STATED GOAL »
Check each line of the listing below for the string "with", and give only how many lines hold it.

EXTRACTED INFORMATION »
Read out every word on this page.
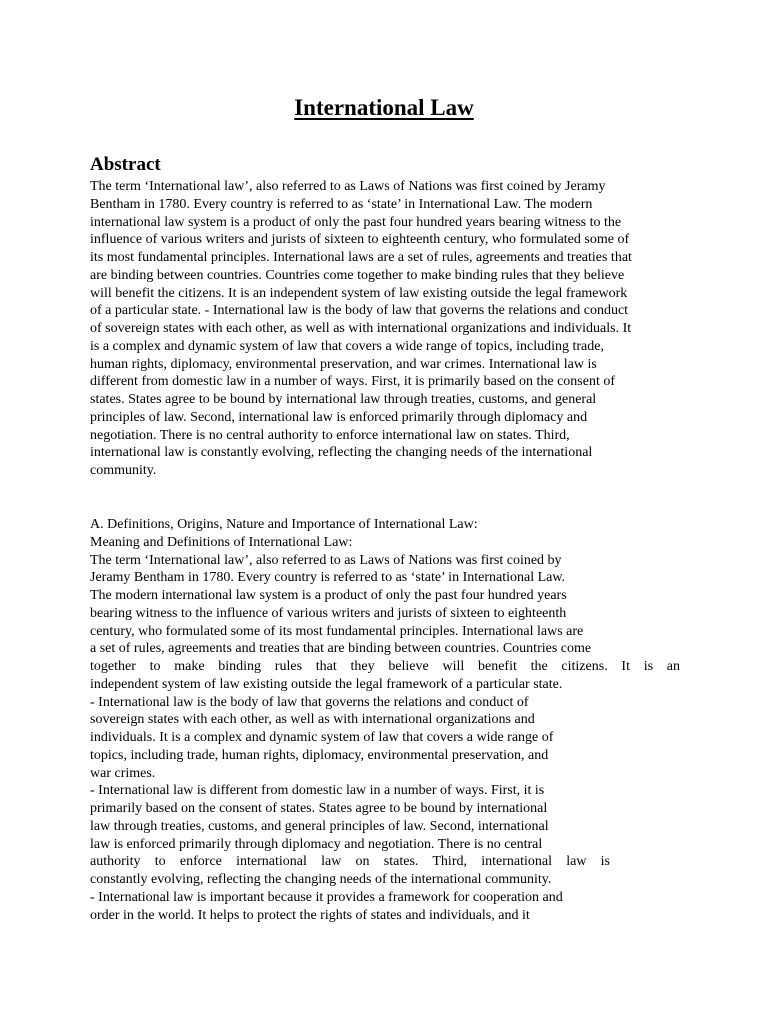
International Law
Abstract
The term ‘International law’, also referred to as Laws of Nations was first coined by Jeramy
Bentham in 1780. Every country is referred to as ‘state’ in International Law. The modern
international law system is a product of only the past four hundred years bearing witness to the
influence of various writers and jurists of sixteen to eighteenth century, who formulated some of
its most fundamental principles. International laws are a set of rules, agreements and treaties that
are binding between countries. Countries come together to make binding rules that they believe
will benefit the citizens. It is an independent system of law existing outside the legal framework
of a particular state. - International law is the body of law that governs the relations and conduct
of sovereign states with each other, as well as with international organizations and individuals. It
is a complex and dynamic system of law that covers a wide range of topics, including trade,
human rights, diplomacy, environmental preservation, and war crimes. International law is
different from domestic law in a number of ways. First, it is primarily based on the consent of
states. States agree to be bound by international law through treaties, customs, and general
principles of law. Second, international law is enforced primarily through diplomacy and
negotiation. There is no central authority to enforce international law on states. Third,
international law is constantly evolving, reflecting the changing needs of the international
community.
A. Definitions, Origins, Nature and Importance of International Law:
Meaning and Definitions of International Law:
The term ‘International law’, also referred to as Laws of Nations was first coined by
Jeramy Bentham in 1780. Every country is referred to as ‘state’ in International Law.
The modern international law system is a product of only the past four hundred years
bearing witness to the influence of various writers and jurists of sixteen to eighteenth
century, who formulated some of its most fundamental principles. International laws are
a set of rules, agreements and treaties that are binding between countries. Countries come
together to make binding rules that they believe will benefit the citizens. It is an
independent system of law existing outside the legal framework of a particular state.
- International law is the body of law that governs the relations and conduct of
sovereign states with each other, as well as with international organizations and
individuals. It is a complex and dynamic system of law that covers a wide range of
topics, including trade, human rights, diplomacy, environmental preservation, and
war crimes.
- International law is different from domestic law in a number of ways. First, it is
primarily based on the consent of states. States agree to be bound by international
law through treaties, customs, and general principles of law. Second, international
law is enforced primarily through diplomacy and negotiation. There is no central
authority to enforce international law on states. Third, international law is
constantly evolving, reflecting the changing needs of the international community.
- International law is important because it provides a framework for cooperation and
order in the world. It helps to protect the rights of states and individuals, and it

WRITTEN SOLUTION »
2